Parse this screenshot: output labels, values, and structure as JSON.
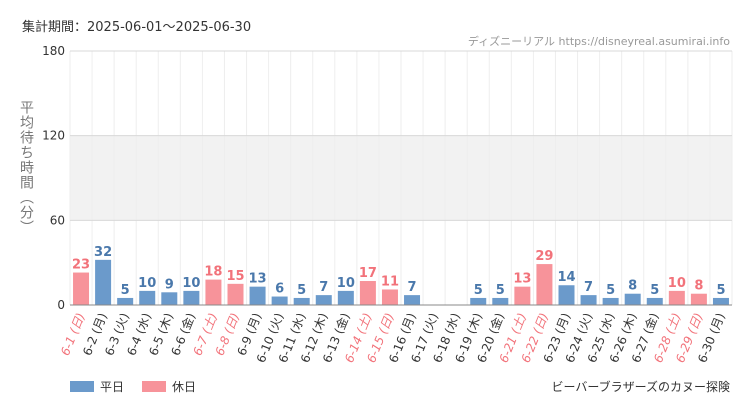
{
  "header": {
    "period_label": "集計期間：2025-06-01～2025-06-30",
    "source": "ディズニーリアル https://disneyreal.asumirai.info"
  },
  "legend": {
    "weekday": "平日",
    "holiday": "休日"
  },
  "footer": {
    "attraction": "ビーバーブラザーズのカヌー探険"
  },
  "colors": {
    "weekday": "#6b9acb",
    "holiday": "#f7939a",
    "weekday_text": "#4a78ab",
    "holiday_text": "#f2727a",
    "band": "#f2f2f2",
    "grid": "#d8d8d8"
  },
  "chart_data": {
    "type": "bar",
    "ylabel": "平均待ち時間（分）",
    "ylim": [
      0,
      180
    ],
    "yticks": [
      0,
      60,
      120,
      180
    ],
    "shaded_band": [
      60,
      120
    ],
    "categories": [
      "6-1 (日)",
      "6-2 (月)",
      "6-3 (火)",
      "6-4 (水)",
      "6-5 (木)",
      "6-6 (金)",
      "6-7 (土)",
      "6-8 (日)",
      "6-9 (月)",
      "6-10 (火)",
      "6-11 (水)",
      "6-12 (木)",
      "6-13 (金)",
      "6-14 (土)",
      "6-15 (日)",
      "6-16 (月)",
      "6-17 (火)",
      "6-18 (水)",
      "6-19 (木)",
      "6-20 (金)",
      "6-21 (土)",
      "6-22 (日)",
      "6-23 (月)",
      "6-24 (火)",
      "6-25 (水)",
      "6-26 (木)",
      "6-27 (金)",
      "6-28 (土)",
      "6-29 (日)",
      "6-30 (月)"
    ],
    "values": [
      23,
      32,
      5,
      10,
      9,
      10,
      18,
      15,
      13,
      6,
      5,
      7,
      10,
      17,
      11,
      7,
      null,
      null,
      5,
      5,
      13,
      29,
      14,
      7,
      5,
      8,
      5,
      10,
      8,
      5
    ],
    "day_type": [
      "holiday",
      "weekday",
      "weekday",
      "weekday",
      "weekday",
      "weekday",
      "holiday",
      "holiday",
      "weekday",
      "weekday",
      "weekday",
      "weekday",
      "weekday",
      "holiday",
      "holiday",
      "weekday",
      "weekday",
      "weekday",
      "weekday",
      "weekday",
      "holiday",
      "holiday",
      "weekday",
      "weekday",
      "weekday",
      "weekday",
      "weekday",
      "holiday",
      "holiday",
      "weekday"
    ]
  }
}
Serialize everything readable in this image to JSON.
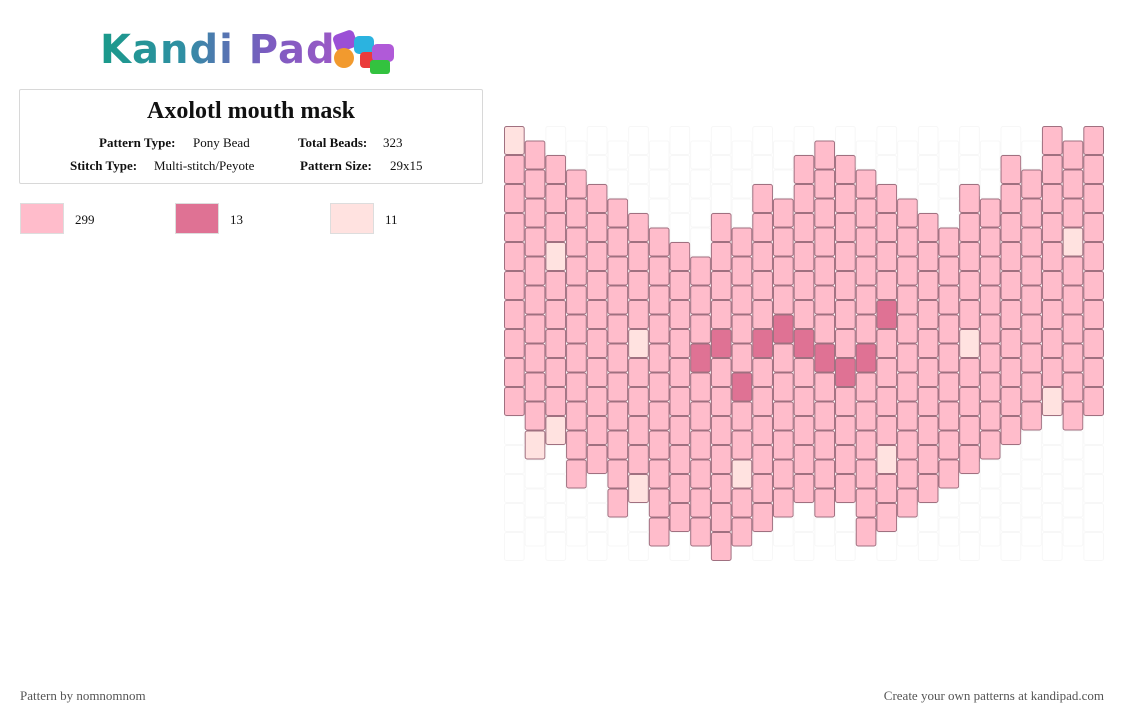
{
  "logo": {
    "text": "Kandi Pad"
  },
  "pattern": {
    "title": "Axolotl mouth mask",
    "type_label": "Pattern Type:",
    "type_value": "Pony Bead",
    "total_label": "Total Beads:",
    "total_value": "323",
    "stitch_label": "Stitch Type:",
    "stitch_value": "Multi-stitch/Peyote",
    "size_label": "Pattern Size:",
    "size_value": "29x15"
  },
  "legend": [
    {
      "color": "#ffbccb",
      "count": "299"
    },
    {
      "color": "#df7294",
      "count": "13"
    },
    {
      "color": "#ffe2e0",
      "count": "11"
    }
  ],
  "footer": {
    "credit": "Pattern by nomnomnom",
    "cta": "Create your own patterns at kandipad.com"
  },
  "grid": {
    "columns": 29,
    "rows": 15,
    "empty_color": "#f7f7f7",
    "dark_color": "#df7294",
    "light_color": "#ffe2e0",
    "base_color": "#ffbccb",
    "col_ranges": [
      [
        0,
        9
      ],
      [
        0,
        10
      ],
      [
        1,
        10
      ],
      [
        1,
        11
      ],
      [
        2,
        11
      ],
      [
        2,
        12
      ],
      [
        3,
        12
      ],
      [
        3,
        13
      ],
      [
        4,
        13
      ],
      [
        4,
        14
      ],
      [
        3,
        14
      ],
      [
        3,
        13
      ],
      [
        2,
        13
      ],
      [
        2,
        12
      ],
      [
        1,
        12
      ],
      [
        0,
        12
      ],
      [
        1,
        12
      ],
      [
        1,
        13
      ],
      [
        2,
        13
      ],
      [
        2,
        12
      ],
      [
        3,
        12
      ],
      [
        3,
        11
      ],
      [
        2,
        11
      ],
      [
        2,
        10
      ],
      [
        1,
        10
      ],
      [
        1,
        9
      ],
      [
        0,
        9
      ],
      [
        0,
        9
      ],
      [
        0,
        9
      ]
    ],
    "dark_beads": [
      [
        9,
        7
      ],
      [
        10,
        7
      ],
      [
        11,
        8
      ],
      [
        12,
        7
      ],
      [
        13,
        6
      ],
      [
        14,
        7
      ],
      [
        15,
        7
      ],
      [
        16,
        8
      ],
      [
        17,
        7
      ],
      [
        18,
        6
      ],
      [
        9,
        1
      ],
      [
        11,
        1
      ],
      [
        13,
        1
      ]
    ],
    "light_beads": [
      [
        0,
        0
      ],
      [
        1,
        10
      ],
      [
        2,
        4
      ],
      [
        2,
        10
      ],
      [
        6,
        7
      ],
      [
        6,
        12
      ],
      [
        11,
        11
      ],
      [
        18,
        11
      ],
      [
        22,
        7
      ],
      [
        26,
        9
      ],
      [
        27,
        3
      ]
    ]
  }
}
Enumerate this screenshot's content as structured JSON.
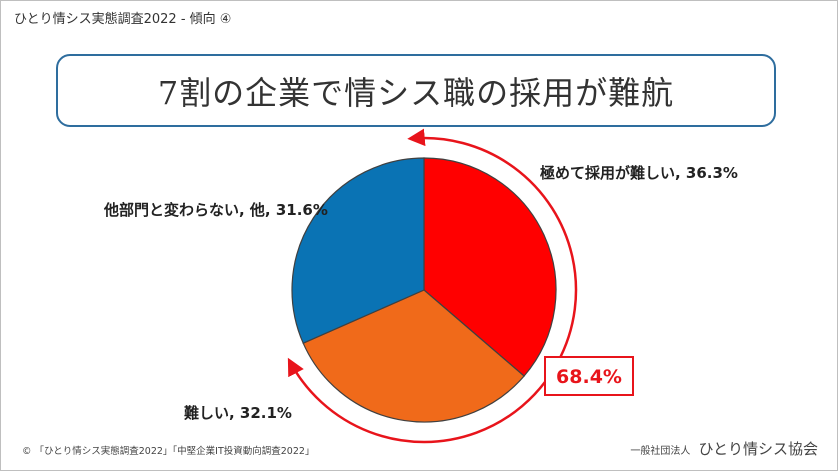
{
  "header": {
    "title": "ひとり情シス実態調査2022 - 傾向 ④"
  },
  "slide": {
    "title": "7割の企業で情シス職の採用が難航"
  },
  "chart_data": {
    "type": "pie",
    "title": "",
    "slices": [
      {
        "label": "極めて採用が難しい, 36.3%",
        "value": 36.3,
        "color": "#ff0000"
      },
      {
        "label": "難しい, 32.1%",
        "value": 32.1,
        "color": "#f06a1a"
      },
      {
        "label": "他部門と変わらない, 他, 31.6%",
        "value": 31.6,
        "color": "#0a73b4"
      }
    ],
    "annotation": {
      "text": "68.4%",
      "color": "#e8141b"
    }
  },
  "footer": {
    "source": "© 「ひとり情シス実態調査2022」「中堅企業IT投資動向調査2022」",
    "org_prefix": "一般社団法人",
    "org_name": "ひとり情シス協会"
  }
}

### WHAT IS REQUIRED
Search the data for "JSON" and list every line in which it occurs.

### FULL OUTPUT
Parse this screenshot: output labels, values, and structure as JSON.
Serialize everything readable in this image to JSON.
Enumerate this screenshot's content as structured JSON.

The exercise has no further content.